## Short task
Copy out each line of the listing that has the word "아프리카" in it.

·····

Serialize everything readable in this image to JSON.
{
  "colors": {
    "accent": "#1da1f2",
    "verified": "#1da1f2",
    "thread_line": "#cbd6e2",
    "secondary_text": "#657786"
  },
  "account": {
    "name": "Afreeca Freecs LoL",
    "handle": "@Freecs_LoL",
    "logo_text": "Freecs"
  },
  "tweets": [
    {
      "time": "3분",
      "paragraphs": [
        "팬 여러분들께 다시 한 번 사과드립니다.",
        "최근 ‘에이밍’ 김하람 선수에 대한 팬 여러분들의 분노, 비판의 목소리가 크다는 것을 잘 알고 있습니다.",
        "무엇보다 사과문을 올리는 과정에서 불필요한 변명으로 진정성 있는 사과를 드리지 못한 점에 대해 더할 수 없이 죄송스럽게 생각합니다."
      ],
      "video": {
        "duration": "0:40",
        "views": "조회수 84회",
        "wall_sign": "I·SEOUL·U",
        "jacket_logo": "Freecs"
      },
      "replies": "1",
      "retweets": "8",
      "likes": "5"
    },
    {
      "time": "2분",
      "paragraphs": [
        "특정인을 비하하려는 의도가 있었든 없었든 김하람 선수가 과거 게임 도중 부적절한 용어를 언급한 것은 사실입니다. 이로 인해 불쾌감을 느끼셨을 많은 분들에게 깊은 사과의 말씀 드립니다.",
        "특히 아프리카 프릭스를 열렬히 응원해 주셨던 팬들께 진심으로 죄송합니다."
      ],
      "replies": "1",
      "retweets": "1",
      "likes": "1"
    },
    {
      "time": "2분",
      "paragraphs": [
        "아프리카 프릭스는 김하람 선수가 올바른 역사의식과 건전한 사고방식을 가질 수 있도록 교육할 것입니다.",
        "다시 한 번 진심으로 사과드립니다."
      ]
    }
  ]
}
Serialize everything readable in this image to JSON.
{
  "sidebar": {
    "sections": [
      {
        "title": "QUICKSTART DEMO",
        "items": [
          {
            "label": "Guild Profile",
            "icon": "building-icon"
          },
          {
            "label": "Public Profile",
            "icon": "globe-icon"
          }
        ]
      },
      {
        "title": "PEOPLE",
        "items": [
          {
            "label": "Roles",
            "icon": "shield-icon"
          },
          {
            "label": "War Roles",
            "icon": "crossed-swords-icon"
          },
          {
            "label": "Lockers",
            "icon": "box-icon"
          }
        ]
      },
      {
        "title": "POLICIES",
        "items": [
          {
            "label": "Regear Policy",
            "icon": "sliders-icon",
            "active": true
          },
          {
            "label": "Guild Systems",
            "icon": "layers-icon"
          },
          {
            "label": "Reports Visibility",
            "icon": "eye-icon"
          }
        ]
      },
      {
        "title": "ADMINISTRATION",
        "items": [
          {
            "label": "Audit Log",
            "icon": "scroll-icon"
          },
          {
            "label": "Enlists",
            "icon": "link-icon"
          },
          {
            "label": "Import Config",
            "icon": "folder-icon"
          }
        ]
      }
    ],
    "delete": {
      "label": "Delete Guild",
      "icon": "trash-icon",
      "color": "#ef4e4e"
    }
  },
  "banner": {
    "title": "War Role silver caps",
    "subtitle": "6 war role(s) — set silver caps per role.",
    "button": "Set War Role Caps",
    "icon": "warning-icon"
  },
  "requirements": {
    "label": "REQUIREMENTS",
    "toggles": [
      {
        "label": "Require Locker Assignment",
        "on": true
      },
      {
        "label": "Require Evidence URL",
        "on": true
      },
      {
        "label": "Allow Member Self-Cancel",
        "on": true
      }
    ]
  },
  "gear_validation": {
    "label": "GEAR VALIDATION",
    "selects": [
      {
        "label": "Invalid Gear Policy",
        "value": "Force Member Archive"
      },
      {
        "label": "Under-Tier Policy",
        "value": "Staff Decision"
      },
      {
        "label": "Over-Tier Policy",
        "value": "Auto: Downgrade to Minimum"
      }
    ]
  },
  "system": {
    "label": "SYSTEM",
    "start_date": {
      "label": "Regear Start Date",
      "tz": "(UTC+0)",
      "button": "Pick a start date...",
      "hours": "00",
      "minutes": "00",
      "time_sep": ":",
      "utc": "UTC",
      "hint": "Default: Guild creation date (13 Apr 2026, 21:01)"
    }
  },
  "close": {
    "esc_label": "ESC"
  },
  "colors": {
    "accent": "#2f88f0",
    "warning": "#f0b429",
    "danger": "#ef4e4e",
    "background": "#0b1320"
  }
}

·····

## Solved exercise
        "특히 아프리카 프릭스를 열렬히 응원해 주셨던 팬들께 진심으로 죄송합니다."
        "아프리카 프릭스는 김하람 선수가 올바른 역사의식과 건전한 사고방식을 가질 수 있도록 교육할 것입니다.",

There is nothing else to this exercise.